----- Data provided

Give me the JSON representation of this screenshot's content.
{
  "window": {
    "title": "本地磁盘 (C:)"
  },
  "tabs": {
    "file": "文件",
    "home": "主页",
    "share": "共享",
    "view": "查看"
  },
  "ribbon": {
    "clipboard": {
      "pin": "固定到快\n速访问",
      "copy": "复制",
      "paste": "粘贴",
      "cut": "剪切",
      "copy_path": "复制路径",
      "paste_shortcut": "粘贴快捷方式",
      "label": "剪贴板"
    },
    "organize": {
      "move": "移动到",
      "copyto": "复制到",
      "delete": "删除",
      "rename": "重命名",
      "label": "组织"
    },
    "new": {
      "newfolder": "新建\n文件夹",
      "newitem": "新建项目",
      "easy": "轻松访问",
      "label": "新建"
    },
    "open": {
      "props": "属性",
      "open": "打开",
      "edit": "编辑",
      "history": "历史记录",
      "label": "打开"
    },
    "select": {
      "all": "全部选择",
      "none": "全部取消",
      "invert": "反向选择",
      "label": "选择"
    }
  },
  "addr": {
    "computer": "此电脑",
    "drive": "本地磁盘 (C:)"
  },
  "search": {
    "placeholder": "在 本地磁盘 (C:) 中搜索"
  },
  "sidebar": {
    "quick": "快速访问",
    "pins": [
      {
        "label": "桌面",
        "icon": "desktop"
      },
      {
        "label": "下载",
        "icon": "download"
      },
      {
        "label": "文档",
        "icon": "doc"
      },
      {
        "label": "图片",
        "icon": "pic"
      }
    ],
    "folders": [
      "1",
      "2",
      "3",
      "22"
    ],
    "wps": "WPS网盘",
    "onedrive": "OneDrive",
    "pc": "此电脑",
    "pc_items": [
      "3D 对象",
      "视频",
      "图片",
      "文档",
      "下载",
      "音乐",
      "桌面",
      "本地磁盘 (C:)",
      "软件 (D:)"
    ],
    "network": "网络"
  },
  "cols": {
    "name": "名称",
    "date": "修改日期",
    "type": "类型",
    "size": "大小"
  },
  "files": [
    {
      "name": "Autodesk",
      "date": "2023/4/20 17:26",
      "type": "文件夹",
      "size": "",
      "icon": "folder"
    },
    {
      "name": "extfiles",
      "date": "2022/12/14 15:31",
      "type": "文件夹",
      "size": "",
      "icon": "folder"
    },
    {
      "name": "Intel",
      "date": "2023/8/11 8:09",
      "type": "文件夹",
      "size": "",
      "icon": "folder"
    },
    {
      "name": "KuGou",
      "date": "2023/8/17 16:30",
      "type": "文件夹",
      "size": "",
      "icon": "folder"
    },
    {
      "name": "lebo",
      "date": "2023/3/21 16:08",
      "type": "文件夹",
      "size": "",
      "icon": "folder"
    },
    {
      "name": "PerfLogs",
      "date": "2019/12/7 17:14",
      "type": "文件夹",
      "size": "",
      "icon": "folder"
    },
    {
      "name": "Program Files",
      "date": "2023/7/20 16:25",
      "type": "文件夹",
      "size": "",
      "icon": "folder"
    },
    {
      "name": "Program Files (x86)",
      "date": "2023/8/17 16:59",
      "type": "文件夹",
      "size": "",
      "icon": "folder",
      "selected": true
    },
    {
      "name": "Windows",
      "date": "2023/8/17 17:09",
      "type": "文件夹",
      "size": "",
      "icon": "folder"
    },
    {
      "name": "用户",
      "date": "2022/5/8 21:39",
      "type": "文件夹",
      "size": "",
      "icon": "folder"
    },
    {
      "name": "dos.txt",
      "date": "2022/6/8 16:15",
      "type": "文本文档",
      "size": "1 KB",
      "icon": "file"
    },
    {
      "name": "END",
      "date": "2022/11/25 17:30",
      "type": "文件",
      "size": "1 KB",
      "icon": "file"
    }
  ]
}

----------

Output the records verbatim, from the first line to the last.

> **Answer in full**
Give me the JSON representation of this screenshot's content.
{
  "window": {
    "title": "本地磁盘 (C:)"
  },
  "tabs": {
    "file": "文件",
    "home": "主页",
    "share": "共享",
    "view": "查看"
  },
  "ribbon": {
    "clipboard": {
      "pin": "固定到快\n速访问",
      "copy": "复制",
      "paste": "粘贴",
      "cut": "剪切",
      "copy_path": "复制路径",
      "paste_shortcut": "粘贴快捷方式",
      "label": "剪贴板"
    },
    "organize": {
      "move": "移动到",
      "copyto": "复制到",
      "delete": "删除",
      "rename": "重命名",
      "label": "组织"
    },
    "new": {
      "newfolder": "新建\n文件夹",
      "newitem": "新建项目",
      "easy": "轻松访问",
      "label": "新建"
    },
    "open": {
      "props": "属性",
      "open": "打开",
      "edit": "编辑",
      "history": "历史记录",
      "label": "打开"
    },
    "select": {
      "all": "全部选择",
      "none": "全部取消",
      "invert": "反向选择",
      "label": "选择"
    }
  },
  "addr": {
    "computer": "此电脑",
    "drive": "本地磁盘 (C:)"
  },
  "search": {
    "placeholder": "在 本地磁盘 (C:) 中搜索"
  },
  "sidebar": {
    "quick": "快速访问",
    "pins": [
      {
        "label": "桌面",
        "icon": "desktop"
      },
      {
        "label": "下载",
        "icon": "download"
      },
      {
        "label": "文档",
        "icon": "doc"
      },
      {
        "label": "图片",
        "icon": "pic"
      }
    ],
    "folders": [
      "1",
      "2",
      "3",
      "22"
    ],
    "wps": "WPS网盘",
    "onedrive": "OneDrive",
    "pc": "此电脑",
    "pc_items": [
      "3D 对象",
      "视频",
      "图片",
      "文档",
      "下载",
      "音乐",
      "桌面",
      "本地磁盘 (C:)",
      "软件 (D:)"
    ],
    "network": "网络"
  },
  "cols": {
    "name": "名称",
    "date": "修改日期",
    "type": "类型",
    "size": "大小"
  },
  "files": [
    {
      "name": "Autodesk",
      "date": "2023/4/20 17:26",
      "type": "文件夹",
      "size": "",
      "icon": "folder"
    },
    {
      "name": "extfiles",
      "date": "2022/12/14 15:31",
      "type": "文件夹",
      "size": "",
      "icon": "folder"
    },
    {
      "name": "Intel",
      "date": "2023/8/11 8:09",
      "type": "文件夹",
      "size": "",
      "icon": "folder"
    },
    {
      "name": "KuGou",
      "date": "2023/8/17 16:30",
      "type": "文件夹",
      "size": "",
      "icon": "folder"
    },
    {
      "name": "lebo",
      "date": "2023/3/21 16:08",
      "type": "文件夹",
      "size": "",
      "icon": "folder"
    },
    {
      "name": "PerfLogs",
      "date": "2019/12/7 17:14",
      "type": "文件夹",
      "size": "",
      "icon": "folder"
    },
    {
      "name": "Program Files",
      "date": "2023/7/20 16:25",
      "type": "文件夹",
      "size": "",
      "icon": "folder"
    },
    {
      "name": "Program Files (x86)",
      "date": "2023/8/17 16:59",
      "type": "文件夹",
      "size": "",
      "icon": "folder",
      "selected": true
    },
    {
      "name": "Windows",
      "date": "2023/8/17 17:09",
      "type": "文件夹",
      "size": "",
      "icon": "folder"
    },
    {
      "name": "用户",
      "date": "2022/5/8 21:39",
      "type": "文件夹",
      "size": "",
      "icon": "folder"
    },
    {
      "name": "dos.txt",
      "date": "2022/6/8 16:15",
      "type": "文本文档",
      "size": "1 KB",
      "icon": "file"
    },
    {
      "name": "END",
      "date": "2022/11/25 17:30",
      "type": "文件",
      "size": "1 KB",
      "icon": "file"
    }
  ]
}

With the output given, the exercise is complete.